• WRITTEN REQUEST
Lines containing the word "ayat" are the ones to copy from the records below.

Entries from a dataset
********
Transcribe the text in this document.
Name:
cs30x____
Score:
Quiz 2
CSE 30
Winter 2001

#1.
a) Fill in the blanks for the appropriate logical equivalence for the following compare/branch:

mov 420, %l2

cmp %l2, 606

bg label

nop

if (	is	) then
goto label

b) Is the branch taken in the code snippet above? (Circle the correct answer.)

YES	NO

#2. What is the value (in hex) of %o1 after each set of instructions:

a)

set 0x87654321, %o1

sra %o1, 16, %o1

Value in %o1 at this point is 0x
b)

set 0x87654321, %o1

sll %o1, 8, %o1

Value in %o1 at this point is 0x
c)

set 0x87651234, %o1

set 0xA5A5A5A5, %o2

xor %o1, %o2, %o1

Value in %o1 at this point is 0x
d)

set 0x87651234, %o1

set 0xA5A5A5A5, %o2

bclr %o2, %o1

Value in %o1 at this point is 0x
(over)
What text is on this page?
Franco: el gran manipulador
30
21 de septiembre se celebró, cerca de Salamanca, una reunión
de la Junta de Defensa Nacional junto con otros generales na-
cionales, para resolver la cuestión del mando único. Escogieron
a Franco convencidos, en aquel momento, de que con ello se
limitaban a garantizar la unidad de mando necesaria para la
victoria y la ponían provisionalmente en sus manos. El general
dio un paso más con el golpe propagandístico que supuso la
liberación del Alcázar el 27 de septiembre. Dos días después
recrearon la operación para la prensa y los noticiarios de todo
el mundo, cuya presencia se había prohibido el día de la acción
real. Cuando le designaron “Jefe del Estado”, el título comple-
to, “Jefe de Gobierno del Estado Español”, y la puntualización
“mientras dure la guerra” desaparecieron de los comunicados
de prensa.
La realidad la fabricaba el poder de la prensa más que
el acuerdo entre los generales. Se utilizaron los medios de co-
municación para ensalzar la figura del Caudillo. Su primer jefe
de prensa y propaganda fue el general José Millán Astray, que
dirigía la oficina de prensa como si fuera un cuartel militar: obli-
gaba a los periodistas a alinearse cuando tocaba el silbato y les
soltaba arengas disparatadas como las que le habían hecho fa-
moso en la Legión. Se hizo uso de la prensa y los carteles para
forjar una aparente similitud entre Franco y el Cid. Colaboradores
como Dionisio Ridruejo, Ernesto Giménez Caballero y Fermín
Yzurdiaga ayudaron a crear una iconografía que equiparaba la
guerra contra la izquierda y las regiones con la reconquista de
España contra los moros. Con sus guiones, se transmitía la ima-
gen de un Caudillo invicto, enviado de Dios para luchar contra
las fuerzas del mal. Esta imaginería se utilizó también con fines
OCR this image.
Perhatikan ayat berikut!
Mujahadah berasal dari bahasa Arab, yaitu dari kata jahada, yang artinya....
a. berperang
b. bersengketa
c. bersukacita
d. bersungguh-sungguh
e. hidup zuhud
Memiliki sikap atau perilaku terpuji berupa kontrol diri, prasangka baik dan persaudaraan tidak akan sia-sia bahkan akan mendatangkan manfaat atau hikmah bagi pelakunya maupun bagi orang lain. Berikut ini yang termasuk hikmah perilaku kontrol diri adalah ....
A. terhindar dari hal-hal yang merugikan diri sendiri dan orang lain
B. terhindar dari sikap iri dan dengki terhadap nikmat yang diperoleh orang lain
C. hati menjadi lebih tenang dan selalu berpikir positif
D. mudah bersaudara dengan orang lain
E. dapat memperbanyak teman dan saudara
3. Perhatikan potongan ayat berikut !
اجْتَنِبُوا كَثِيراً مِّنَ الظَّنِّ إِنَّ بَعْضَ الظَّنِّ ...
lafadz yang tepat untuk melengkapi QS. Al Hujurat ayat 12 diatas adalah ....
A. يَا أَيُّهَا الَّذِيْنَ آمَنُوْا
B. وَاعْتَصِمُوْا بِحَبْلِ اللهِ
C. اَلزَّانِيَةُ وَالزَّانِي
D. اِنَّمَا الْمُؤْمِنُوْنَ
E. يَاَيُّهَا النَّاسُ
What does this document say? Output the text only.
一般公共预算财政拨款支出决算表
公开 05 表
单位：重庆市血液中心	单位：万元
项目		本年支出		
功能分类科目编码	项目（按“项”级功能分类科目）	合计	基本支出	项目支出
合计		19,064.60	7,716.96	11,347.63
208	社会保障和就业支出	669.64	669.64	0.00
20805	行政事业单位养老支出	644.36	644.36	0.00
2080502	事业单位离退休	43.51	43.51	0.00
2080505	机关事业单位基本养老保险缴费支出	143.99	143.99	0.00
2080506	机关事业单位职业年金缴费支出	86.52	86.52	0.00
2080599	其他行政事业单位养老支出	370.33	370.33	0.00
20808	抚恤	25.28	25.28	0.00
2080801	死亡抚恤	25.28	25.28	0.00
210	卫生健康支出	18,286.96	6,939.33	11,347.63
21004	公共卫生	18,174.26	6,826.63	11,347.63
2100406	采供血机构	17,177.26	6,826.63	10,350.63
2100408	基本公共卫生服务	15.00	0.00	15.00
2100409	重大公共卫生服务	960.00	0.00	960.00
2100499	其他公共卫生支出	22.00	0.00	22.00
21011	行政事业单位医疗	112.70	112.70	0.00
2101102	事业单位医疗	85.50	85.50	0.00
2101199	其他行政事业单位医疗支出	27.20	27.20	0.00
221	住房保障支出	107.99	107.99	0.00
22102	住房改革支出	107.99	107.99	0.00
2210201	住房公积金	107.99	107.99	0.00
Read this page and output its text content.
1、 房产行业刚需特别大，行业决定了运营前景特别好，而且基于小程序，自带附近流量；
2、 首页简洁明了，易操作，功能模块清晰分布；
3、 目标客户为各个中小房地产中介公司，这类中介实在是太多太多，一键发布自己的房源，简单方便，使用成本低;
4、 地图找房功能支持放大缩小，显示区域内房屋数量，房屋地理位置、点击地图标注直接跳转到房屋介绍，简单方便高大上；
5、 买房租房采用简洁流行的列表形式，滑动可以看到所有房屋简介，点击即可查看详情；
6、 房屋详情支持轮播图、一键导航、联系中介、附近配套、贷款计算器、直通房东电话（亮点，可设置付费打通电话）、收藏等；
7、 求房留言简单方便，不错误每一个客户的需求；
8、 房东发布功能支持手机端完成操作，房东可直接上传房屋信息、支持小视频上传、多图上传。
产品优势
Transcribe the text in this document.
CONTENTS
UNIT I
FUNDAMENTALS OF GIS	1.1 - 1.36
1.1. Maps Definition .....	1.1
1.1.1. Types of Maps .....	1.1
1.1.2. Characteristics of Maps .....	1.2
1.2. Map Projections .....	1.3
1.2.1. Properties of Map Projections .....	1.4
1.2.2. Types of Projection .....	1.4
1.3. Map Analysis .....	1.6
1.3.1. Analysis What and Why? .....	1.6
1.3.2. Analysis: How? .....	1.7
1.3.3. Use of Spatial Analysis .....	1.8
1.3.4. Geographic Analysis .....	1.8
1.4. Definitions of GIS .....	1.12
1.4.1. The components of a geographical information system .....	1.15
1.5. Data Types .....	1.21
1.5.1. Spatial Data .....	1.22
********
• EXERCISE OUTPUT
Perhatikan ayat berikut!
3. Perhatikan potongan ayat berikut !
lafadz yang tepat untuk melengkapi QS. Al Hujurat ayat 12 diatas adalah ....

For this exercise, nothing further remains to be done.